Quote the records that follow in full and exactly; leave out the pictures.
▬▬▬
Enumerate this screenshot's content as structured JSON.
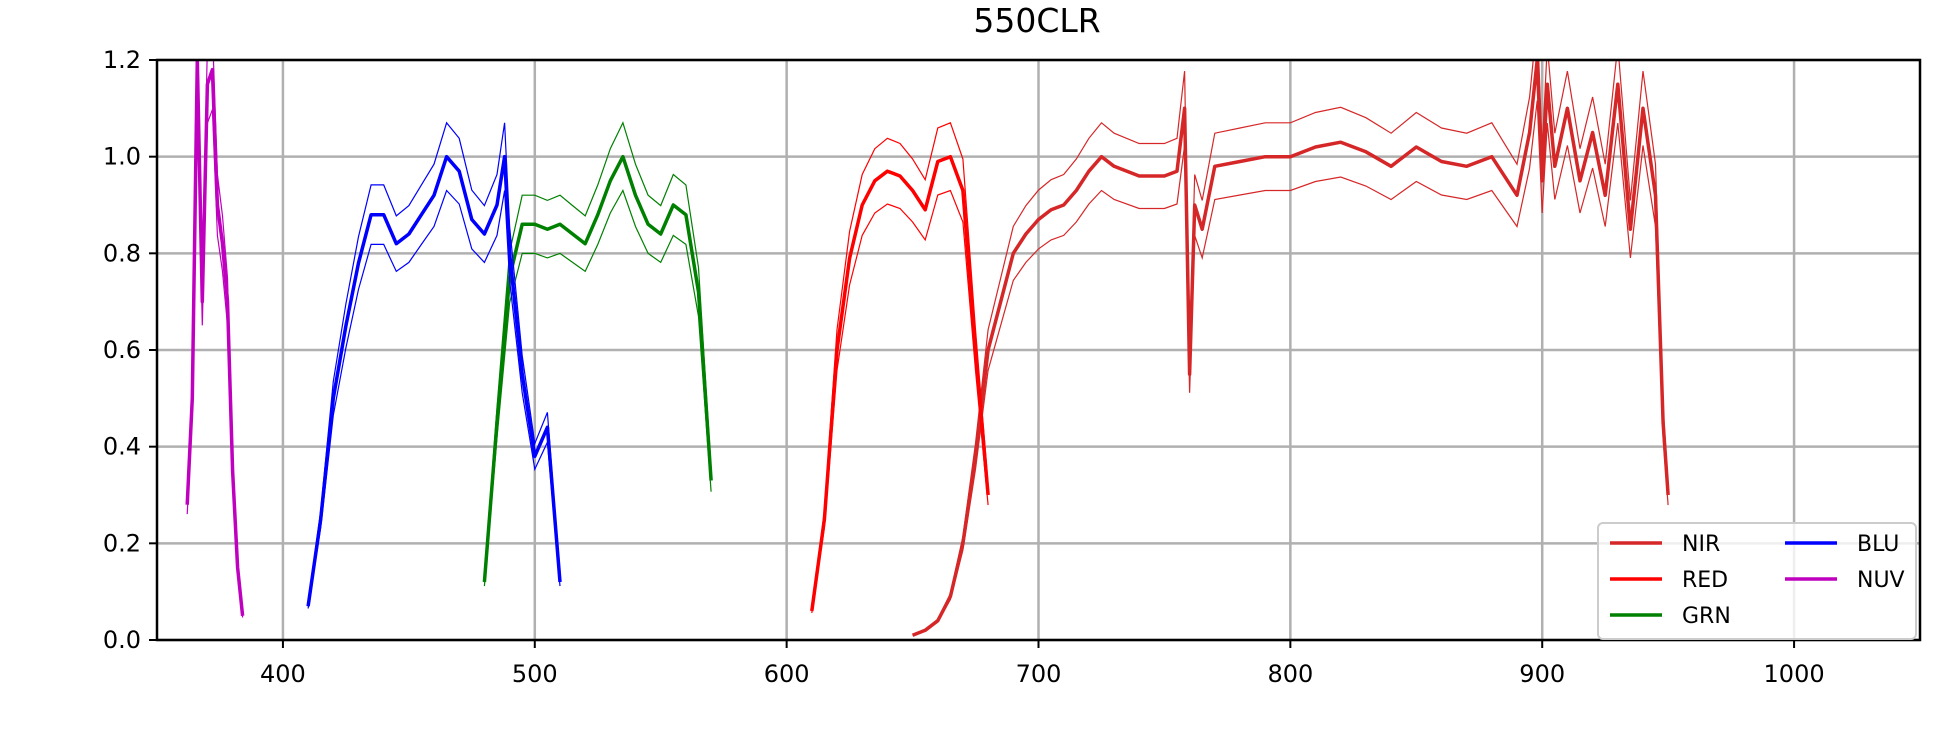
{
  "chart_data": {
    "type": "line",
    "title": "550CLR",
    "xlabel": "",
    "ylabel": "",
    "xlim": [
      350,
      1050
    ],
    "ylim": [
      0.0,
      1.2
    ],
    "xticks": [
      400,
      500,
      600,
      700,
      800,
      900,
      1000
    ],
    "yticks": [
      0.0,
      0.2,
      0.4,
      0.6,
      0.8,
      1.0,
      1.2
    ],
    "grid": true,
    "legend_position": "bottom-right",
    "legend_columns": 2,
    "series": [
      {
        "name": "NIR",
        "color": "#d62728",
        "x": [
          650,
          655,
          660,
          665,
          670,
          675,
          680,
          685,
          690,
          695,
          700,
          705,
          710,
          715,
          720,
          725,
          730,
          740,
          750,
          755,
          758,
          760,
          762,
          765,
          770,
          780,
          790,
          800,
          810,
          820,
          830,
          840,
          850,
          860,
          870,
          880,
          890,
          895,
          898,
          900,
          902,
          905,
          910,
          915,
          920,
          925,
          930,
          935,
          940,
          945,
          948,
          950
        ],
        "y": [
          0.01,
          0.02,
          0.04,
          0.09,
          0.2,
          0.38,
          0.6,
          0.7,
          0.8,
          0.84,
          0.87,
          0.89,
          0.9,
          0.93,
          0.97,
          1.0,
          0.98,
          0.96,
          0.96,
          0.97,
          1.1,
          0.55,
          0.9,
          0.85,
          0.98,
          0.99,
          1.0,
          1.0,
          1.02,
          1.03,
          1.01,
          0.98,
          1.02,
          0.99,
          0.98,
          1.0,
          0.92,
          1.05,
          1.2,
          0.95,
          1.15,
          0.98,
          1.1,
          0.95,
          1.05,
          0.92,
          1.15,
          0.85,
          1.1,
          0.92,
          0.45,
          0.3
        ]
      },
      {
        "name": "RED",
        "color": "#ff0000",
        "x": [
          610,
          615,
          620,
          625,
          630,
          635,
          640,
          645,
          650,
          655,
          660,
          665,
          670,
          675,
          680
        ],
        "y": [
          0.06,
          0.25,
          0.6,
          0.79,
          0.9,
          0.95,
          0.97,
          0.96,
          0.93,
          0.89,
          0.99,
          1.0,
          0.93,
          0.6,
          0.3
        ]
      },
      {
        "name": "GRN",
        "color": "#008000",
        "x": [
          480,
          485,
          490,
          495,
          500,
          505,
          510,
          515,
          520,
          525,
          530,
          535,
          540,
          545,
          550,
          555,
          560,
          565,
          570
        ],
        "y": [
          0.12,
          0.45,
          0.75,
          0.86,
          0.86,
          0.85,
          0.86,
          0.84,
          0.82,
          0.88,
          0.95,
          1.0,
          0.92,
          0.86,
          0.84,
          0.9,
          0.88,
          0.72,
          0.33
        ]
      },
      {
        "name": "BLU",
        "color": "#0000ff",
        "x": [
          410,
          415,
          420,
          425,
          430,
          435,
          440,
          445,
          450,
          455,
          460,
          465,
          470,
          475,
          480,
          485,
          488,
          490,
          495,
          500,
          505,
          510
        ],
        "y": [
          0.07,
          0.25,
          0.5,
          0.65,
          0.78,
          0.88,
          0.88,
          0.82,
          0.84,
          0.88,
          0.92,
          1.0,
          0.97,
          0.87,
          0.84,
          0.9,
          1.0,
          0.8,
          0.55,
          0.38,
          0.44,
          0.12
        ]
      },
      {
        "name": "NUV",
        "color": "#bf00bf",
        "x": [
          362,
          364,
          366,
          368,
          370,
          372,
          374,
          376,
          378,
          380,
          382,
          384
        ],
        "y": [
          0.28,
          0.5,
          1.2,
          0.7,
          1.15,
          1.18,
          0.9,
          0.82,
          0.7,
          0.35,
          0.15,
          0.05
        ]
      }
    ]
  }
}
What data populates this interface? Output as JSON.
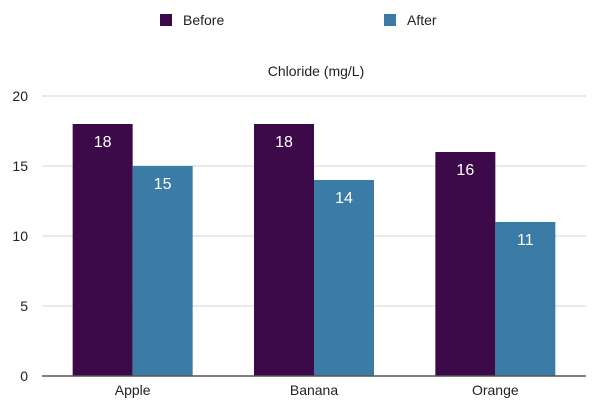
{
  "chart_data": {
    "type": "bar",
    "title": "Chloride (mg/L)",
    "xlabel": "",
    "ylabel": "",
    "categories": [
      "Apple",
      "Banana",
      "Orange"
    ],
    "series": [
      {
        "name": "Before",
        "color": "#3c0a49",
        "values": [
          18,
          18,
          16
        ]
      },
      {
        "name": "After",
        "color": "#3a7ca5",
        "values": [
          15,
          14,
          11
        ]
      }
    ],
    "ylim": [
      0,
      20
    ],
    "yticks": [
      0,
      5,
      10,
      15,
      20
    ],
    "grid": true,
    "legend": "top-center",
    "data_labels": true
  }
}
▬▬▬
REPLY –
Enumerate this screenshot's content as structured JSON.
{
  "chart_data": {
    "type": "line",
    "title": "550CLR",
    "xlabel": "",
    "ylabel": "",
    "xlim": [
      350,
      1050
    ],
    "ylim": [
      0.0,
      1.2
    ],
    "xticks": [
      400,
      500,
      600,
      700,
      800,
      900,
      1000
    ],
    "yticks": [
      0.0,
      0.2,
      0.4,
      0.6,
      0.8,
      1.0,
      1.2
    ],
    "grid": true,
    "legend_position": "bottom-right",
    "legend_columns": 2,
    "series": [
      {
        "name": "NIR",
        "color": "#d62728",
        "x": [
          650,
          655,
          660,
          665,
          670,
          675,
          680,
          685,
          690,
          695,
          700,
          705,
          710,
          715,
          720,
          725,
          730,
          740,
          750,
          755,
          758,
          760,
          762,
          765,
          770,
          780,
          790,
          800,
          810,
          820,
          830,
          840,
          850,
          860,
          870,
          880,
          890,
          895,
          898,
          900,
          902,
          905,
          910,
          915,
          920,
          925,
          930,
          935,
          940,
          945,
          948,
          950
        ],
        "y": [
          0.01,
          0.02,
          0.04,
          0.09,
          0.2,
          0.38,
          0.6,
          0.7,
          0.8,
          0.84,
          0.87,
          0.89,
          0.9,
          0.93,
          0.97,
          1.0,
          0.98,
          0.96,
          0.96,
          0.97,
          1.1,
          0.55,
          0.9,
          0.85,
          0.98,
          0.99,
          1.0,
          1.0,
          1.02,
          1.03,
          1.01,
          0.98,
          1.02,
          0.99,
          0.98,
          1.0,
          0.92,
          1.05,
          1.2,
          0.95,
          1.15,
          0.98,
          1.1,
          0.95,
          1.05,
          0.92,
          1.15,
          0.85,
          1.1,
          0.92,
          0.45,
          0.3
        ]
      },
      {
        "name": "RED",
        "color": "#ff0000",
        "x": [
          610,
          615,
          620,
          625,
          630,
          635,
          640,
          645,
          650,
          655,
          660,
          665,
          670,
          675,
          680
        ],
        "y": [
          0.06,
          0.25,
          0.6,
          0.79,
          0.9,
          0.95,
          0.97,
          0.96,
          0.93,
          0.89,
          0.99,
          1.0,
          0.93,
          0.6,
          0.3
        ]
      },
      {
        "name": "GRN",
        "color": "#008000",
        "x": [
          480,
          485,
          490,
          495,
          500,
          505,
          510,
          515,
          520,
          525,
          530,
          535,
          540,
          545,
          550,
          555,
          560,
          565,
          570
        ],
        "y": [
          0.12,
          0.45,
          0.75,
          0.86,
          0.86,
          0.85,
          0.86,
          0.84,
          0.82,
          0.88,
          0.95,
          1.0,
          0.92,
          0.86,
          0.84,
          0.9,
          0.88,
          0.72,
          0.33
        ]
      },
      {
        "name": "BLU",
        "color": "#0000ff",
        "x": [
          410,
          415,
          420,
          425,
          430,
          435,
          440,
          445,
          450,
          455,
          460,
          465,
          470,
          475,
          480,
          485,
          488,
          490,
          495,
          500,
          505,
          510
        ],
        "y": [
          0.07,
          0.25,
          0.5,
          0.65,
          0.78,
          0.88,
          0.88,
          0.82,
          0.84,
          0.88,
          0.92,
          1.0,
          0.97,
          0.87,
          0.84,
          0.9,
          1.0,
          0.8,
          0.55,
          0.38,
          0.44,
          0.12
        ]
      },
      {
        "name": "NUV",
        "color": "#bf00bf",
        "x": [
          362,
          364,
          366,
          368,
          370,
          372,
          374,
          376,
          378,
          380,
          382,
          384
        ],
        "y": [
          0.28,
          0.5,
          1.2,
          0.7,
          1.15,
          1.18,
          0.9,
          0.82,
          0.7,
          0.35,
          0.15,
          0.05
        ]
      }
    ]
  }
}
What data populates this interface? Output as JSON.
{
  "chart_data": {
    "type": "bar",
    "title": "Chloride (mg/L)",
    "xlabel": "",
    "ylabel": "",
    "categories": [
      "Apple",
      "Banana",
      "Orange"
    ],
    "series": [
      {
        "name": "Before",
        "color": "#3c0a49",
        "values": [
          18,
          18,
          16
        ]
      },
      {
        "name": "After",
        "color": "#3a7ca5",
        "values": [
          15,
          14,
          11
        ]
      }
    ],
    "ylim": [
      0,
      20
    ],
    "yticks": [
      0,
      5,
      10,
      15,
      20
    ],
    "grid": true,
    "legend": "top-center",
    "data_labels": true
  }
}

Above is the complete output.